= Extrait retenu =

Notre école, composée de 8 classes est située en ZEP. Son architecture est moderne, ouverte largement sur l’extérieur, dans un quartier défavorisé : quartier d’Ivry-Port, ancienne zone industrielle en mutation, friches, logements insalubres et délabrés, petite cité ancienne et beaux HLM tout neufs.
Les parents sont d’origines diverses ; prés de 50% des enfants entendent parler chez eux une autre langue que le français.
Avant l’année scolaire 2000/2001, les enfants de 2 ans étaient scolarisés dans les mêmes classes que les enfants de 3 ans. Nous adaptions les activités des 3 ans (avec moins d’exigences) aux deux ans alors que ces enfants sont en train de construire des savoirs spécifiques. Je me souviens d’un enfant non-francophone qui apprenait à parler en faisant de l’écholalie. Bien que consciente du besoin qu’il ressentait d’être écouté, je m’occupais d’abord de ceux qui entraient dans des apprentissages plus scolaires. Dans ces petites sections où sont mélangés 2 et 3 ans, la priorité est donnée aux élèves qui iront en moyenne section. On n’enseigne pas comme on le ferait dans un double niveau.

= Exercices à faire =
1/ Présentez sous forme de liste, sans en perdre les faits principaux, le paragraphe de l'extrait qui commence par « Notre école, composée de 8 classes ».
2/ Citez mot pour mot le passage de l'extrait qui débute aux mots « Notre école, composée » et se termine après « que le français. ».

= Contenu des données =
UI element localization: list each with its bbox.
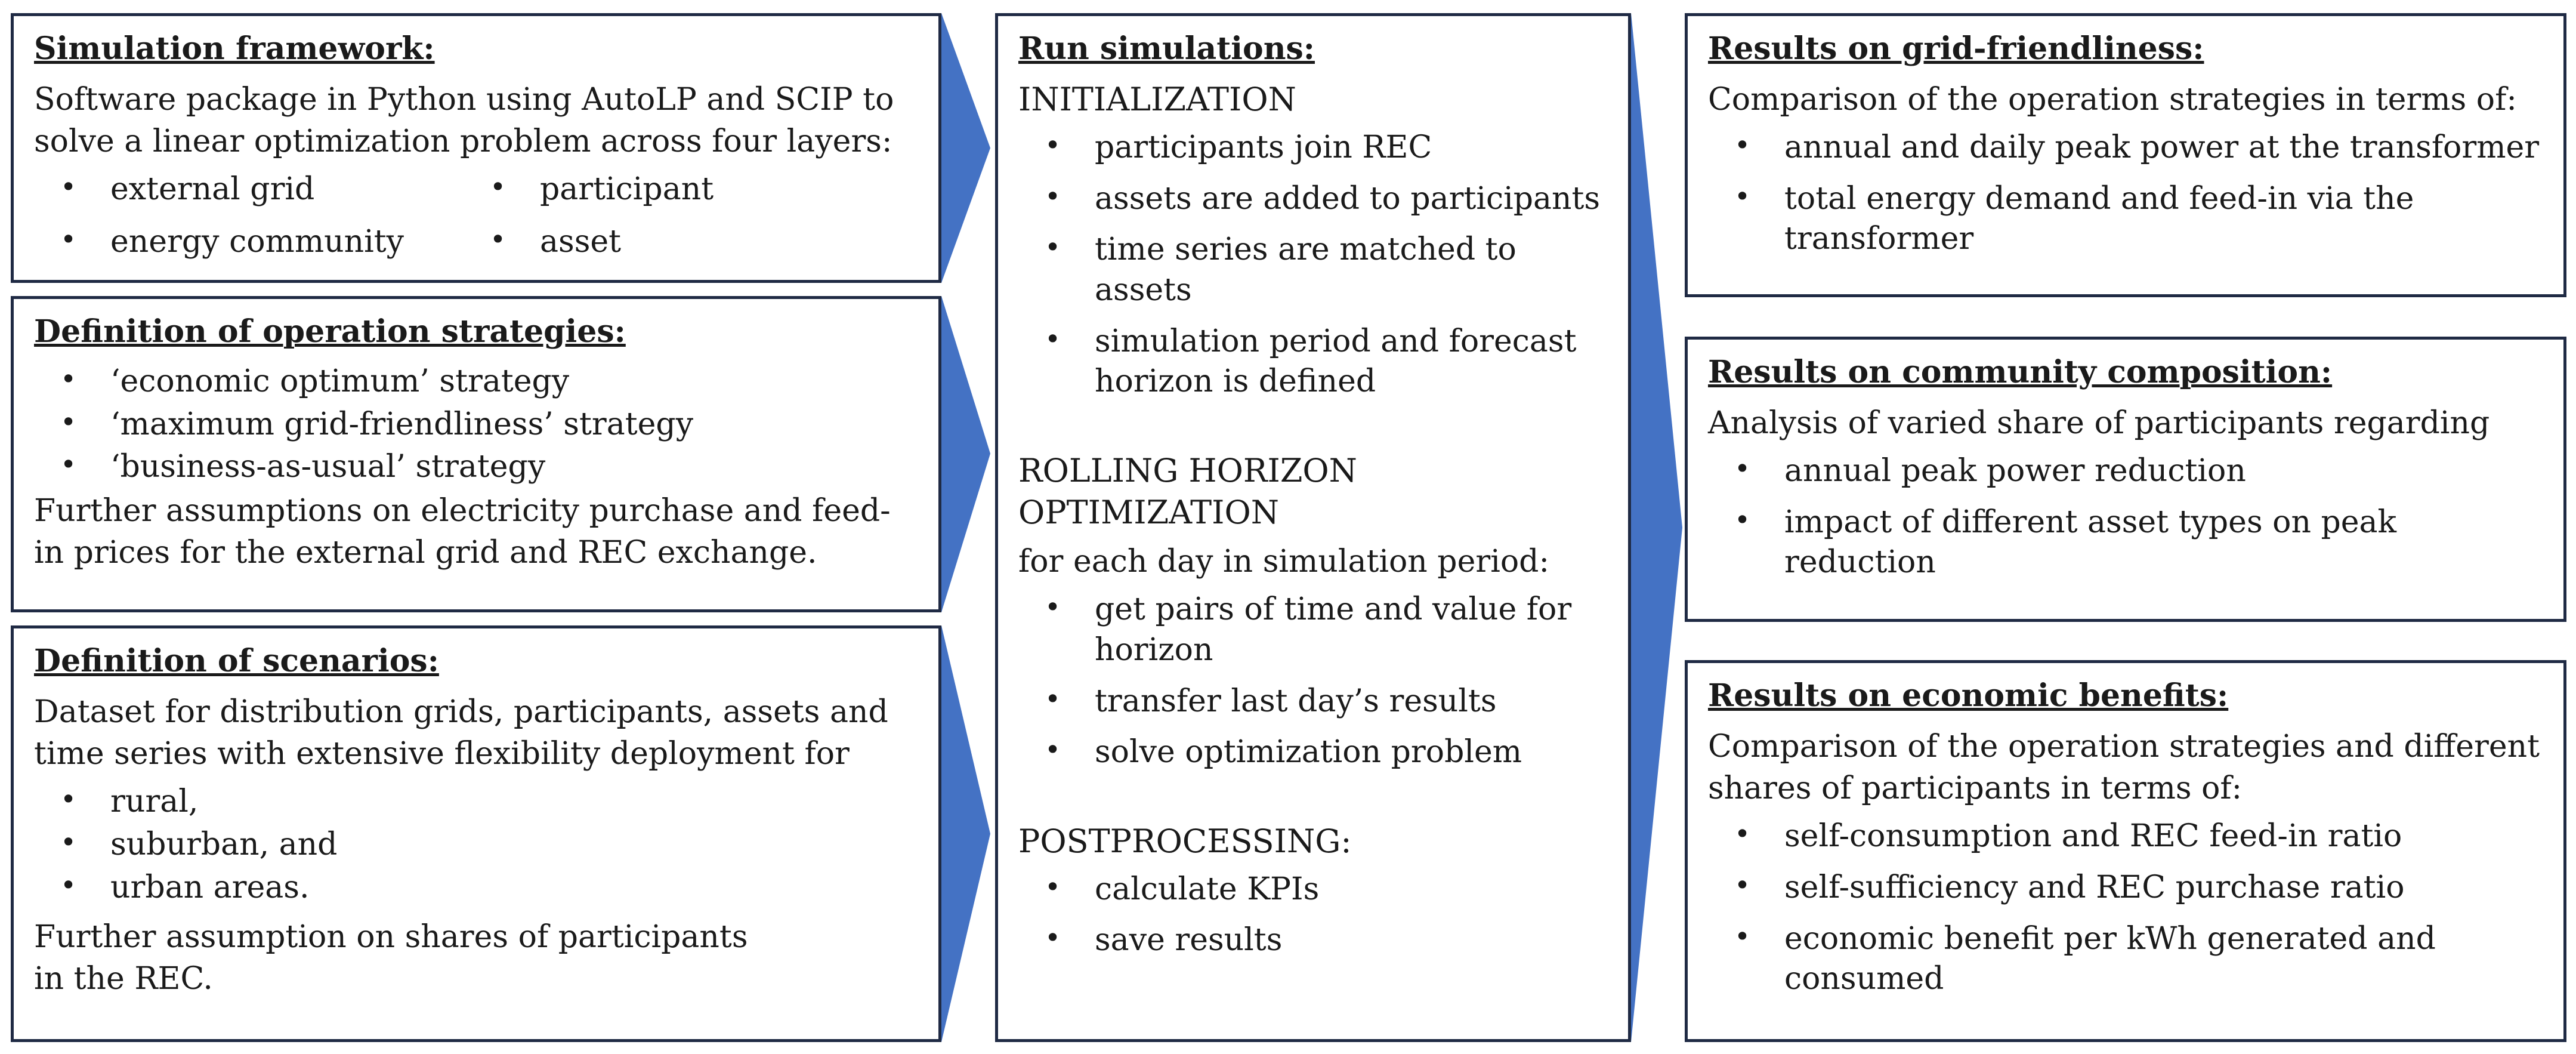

= Corrigés ci-dessous =
1/
- École de 8 classes, située en ZEP
- Architecture moderne, largement ouverte sur l'extérieur
- Quartier défavorisé : Ivry-Port, ancienne zone industrielle en mutation
- Friches, logements insalubres et délabrés, petite cité ancienne et beaux HLM tout neufs

2/
Notre école, composée de 8 classes est située en ZEP. Son architecture est moderne, ouverte largement sur l’extérieur, dans un quartier défavorisé : quartier d’Ivry-Port, ancienne zone industrielle en mutation, friches, logements insalubres et délabrés, petite cité ancienne et beaux HLM tout neufs.
Les parents sont d’origines diverses ; prés de 50% des enfants entendent parler chez eux une autre langue que le français.